▶ **Work to do**
The entries below contain pictures. Retype everything except those pictures, exactly as given.

▶ **Material shown**
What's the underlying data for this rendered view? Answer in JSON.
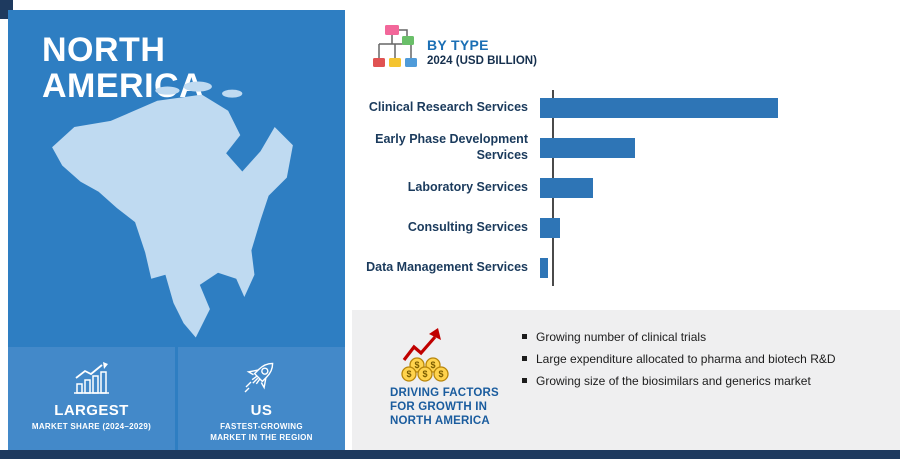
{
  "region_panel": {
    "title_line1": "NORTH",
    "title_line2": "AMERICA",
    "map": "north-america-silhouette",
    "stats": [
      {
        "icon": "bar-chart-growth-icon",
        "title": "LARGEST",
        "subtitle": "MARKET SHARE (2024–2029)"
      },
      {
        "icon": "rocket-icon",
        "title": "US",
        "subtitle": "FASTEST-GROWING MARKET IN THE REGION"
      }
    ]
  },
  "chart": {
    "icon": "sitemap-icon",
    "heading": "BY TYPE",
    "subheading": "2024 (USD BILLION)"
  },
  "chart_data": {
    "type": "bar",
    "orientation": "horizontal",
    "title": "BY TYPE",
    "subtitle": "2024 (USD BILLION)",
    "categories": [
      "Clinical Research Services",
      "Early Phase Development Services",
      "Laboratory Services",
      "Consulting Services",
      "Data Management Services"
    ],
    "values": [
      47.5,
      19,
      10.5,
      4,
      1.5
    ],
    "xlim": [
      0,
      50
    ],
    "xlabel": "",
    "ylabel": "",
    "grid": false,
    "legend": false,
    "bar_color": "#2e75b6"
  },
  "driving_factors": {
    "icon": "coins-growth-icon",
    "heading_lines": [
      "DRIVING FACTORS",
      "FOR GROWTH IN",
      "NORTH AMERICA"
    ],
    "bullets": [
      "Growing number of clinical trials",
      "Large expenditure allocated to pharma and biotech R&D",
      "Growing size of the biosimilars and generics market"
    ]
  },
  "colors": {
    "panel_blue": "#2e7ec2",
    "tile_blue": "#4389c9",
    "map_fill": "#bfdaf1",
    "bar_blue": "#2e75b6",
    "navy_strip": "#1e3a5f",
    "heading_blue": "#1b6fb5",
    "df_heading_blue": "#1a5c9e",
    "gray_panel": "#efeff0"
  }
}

▶ **Exercise response**
What's the underlying data for this rendered view? Answer in JSON.
{
  "region_panel": {
    "title_line1": "NORTH",
    "title_line2": "AMERICA",
    "map": "north-america-silhouette",
    "stats": [
      {
        "icon": "bar-chart-growth-icon",
        "title": "LARGEST",
        "subtitle": "MARKET SHARE (2024–2029)"
      },
      {
        "icon": "rocket-icon",
        "title": "US",
        "subtitle": "FASTEST-GROWING MARKET IN THE REGION"
      }
    ]
  },
  "chart": {
    "icon": "sitemap-icon",
    "heading": "BY TYPE",
    "subheading": "2024 (USD BILLION)"
  },
  "chart_data": {
    "type": "bar",
    "orientation": "horizontal",
    "title": "BY TYPE",
    "subtitle": "2024 (USD BILLION)",
    "categories": [
      "Clinical Research Services",
      "Early Phase Development Services",
      "Laboratory Services",
      "Consulting Services",
      "Data Management Services"
    ],
    "values": [
      47.5,
      19,
      10.5,
      4,
      1.5
    ],
    "xlim": [
      0,
      50
    ],
    "xlabel": "",
    "ylabel": "",
    "grid": false,
    "legend": false,
    "bar_color": "#2e75b6"
  },
  "driving_factors": {
    "icon": "coins-growth-icon",
    "heading_lines": [
      "DRIVING FACTORS",
      "FOR GROWTH IN",
      "NORTH AMERICA"
    ],
    "bullets": [
      "Growing number of clinical trials",
      "Large expenditure allocated to pharma and biotech R&D",
      "Growing size of the biosimilars and generics market"
    ]
  },
  "colors": {
    "panel_blue": "#2e7ec2",
    "tile_blue": "#4389c9",
    "map_fill": "#bfdaf1",
    "bar_blue": "#2e75b6",
    "navy_strip": "#1e3a5f",
    "heading_blue": "#1b6fb5",
    "df_heading_blue": "#1a5c9e",
    "gray_panel": "#efeff0"
  }
}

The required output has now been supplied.